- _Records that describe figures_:
# # #
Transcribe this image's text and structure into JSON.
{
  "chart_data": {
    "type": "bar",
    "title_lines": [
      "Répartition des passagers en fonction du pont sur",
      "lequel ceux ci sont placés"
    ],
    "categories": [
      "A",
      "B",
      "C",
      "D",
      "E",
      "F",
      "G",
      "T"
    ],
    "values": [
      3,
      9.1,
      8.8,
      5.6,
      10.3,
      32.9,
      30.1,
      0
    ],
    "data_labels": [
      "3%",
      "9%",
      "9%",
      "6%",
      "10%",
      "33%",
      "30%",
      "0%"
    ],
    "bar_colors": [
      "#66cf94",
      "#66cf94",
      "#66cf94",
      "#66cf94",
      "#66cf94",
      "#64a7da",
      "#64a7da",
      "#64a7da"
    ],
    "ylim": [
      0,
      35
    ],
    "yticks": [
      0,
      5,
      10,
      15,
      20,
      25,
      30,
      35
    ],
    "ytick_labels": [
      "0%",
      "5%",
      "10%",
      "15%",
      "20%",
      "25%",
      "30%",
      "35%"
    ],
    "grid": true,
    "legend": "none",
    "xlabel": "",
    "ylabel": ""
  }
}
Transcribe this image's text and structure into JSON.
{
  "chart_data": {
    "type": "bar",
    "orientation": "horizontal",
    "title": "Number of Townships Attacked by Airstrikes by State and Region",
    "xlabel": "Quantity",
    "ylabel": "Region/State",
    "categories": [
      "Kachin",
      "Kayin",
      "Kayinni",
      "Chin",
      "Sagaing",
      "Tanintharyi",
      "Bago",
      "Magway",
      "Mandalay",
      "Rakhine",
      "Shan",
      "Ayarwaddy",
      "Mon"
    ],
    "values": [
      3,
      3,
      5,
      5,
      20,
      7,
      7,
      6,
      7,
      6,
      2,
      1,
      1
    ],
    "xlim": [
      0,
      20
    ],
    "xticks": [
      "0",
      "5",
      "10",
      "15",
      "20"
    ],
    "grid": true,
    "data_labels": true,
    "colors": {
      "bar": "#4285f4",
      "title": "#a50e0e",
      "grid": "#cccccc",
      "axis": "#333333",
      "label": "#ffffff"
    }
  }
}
# # #
- _Instructions to follow_: The records above must be repeated exactly, every one of them.

- _Response to this exercise_:
Transcribe this image's text and structure into JSON.
{
  "chart_data": {
    "type": "bar",
    "title_lines": [
      "Répartition des passagers en fonction du pont sur",
      "lequel ceux ci sont placés"
    ],
    "categories": [
      "A",
      "B",
      "C",
      "D",
      "E",
      "F",
      "G",
      "T"
    ],
    "values": [
      3,
      9.1,
      8.8,
      5.6,
      10.3,
      32.9,
      30.1,
      0
    ],
    "data_labels": [
      "3%",
      "9%",
      "9%",
      "6%",
      "10%",
      "33%",
      "30%",
      "0%"
    ],
    "bar_colors": [
      "#66cf94",
      "#66cf94",
      "#66cf94",
      "#66cf94",
      "#66cf94",
      "#64a7da",
      "#64a7da",
      "#64a7da"
    ],
    "ylim": [
      0,
      35
    ],
    "yticks": [
      0,
      5,
      10,
      15,
      20,
      25,
      30,
      35
    ],
    "ytick_labels": [
      "0%",
      "5%",
      "10%",
      "15%",
      "20%",
      "25%",
      "30%",
      "35%"
    ],
    "grid": true,
    "legend": "none",
    "xlabel": "",
    "ylabel": ""
  }
}
Transcribe this image's text and structure into JSON.
{
  "chart_data": {
    "type": "bar",
    "orientation": "horizontal",
    "title": "Number of Townships Attacked by Airstrikes by State and Region",
    "xlabel": "Quantity",
    "ylabel": "Region/State",
    "categories": [
      "Kachin",
      "Kayin",
      "Kayinni",
      "Chin",
      "Sagaing",
      "Tanintharyi",
      "Bago",
      "Magway",
      "Mandalay",
      "Rakhine",
      "Shan",
      "Ayarwaddy",
      "Mon"
    ],
    "values": [
      3,
      3,
      5,
      5,
      20,
      7,
      7,
      6,
      7,
      6,
      2,
      1,
      1
    ],
    "xlim": [
      0,
      20
    ],
    "xticks": [
      "0",
      "5",
      "10",
      "15",
      "20"
    ],
    "grid": true,
    "data_labels": true,
    "colors": {
      "bar": "#4285f4",
      "title": "#a50e0e",
      "grid": "#cccccc",
      "axis": "#333333",
      "label": "#ffffff"
    }
  }
}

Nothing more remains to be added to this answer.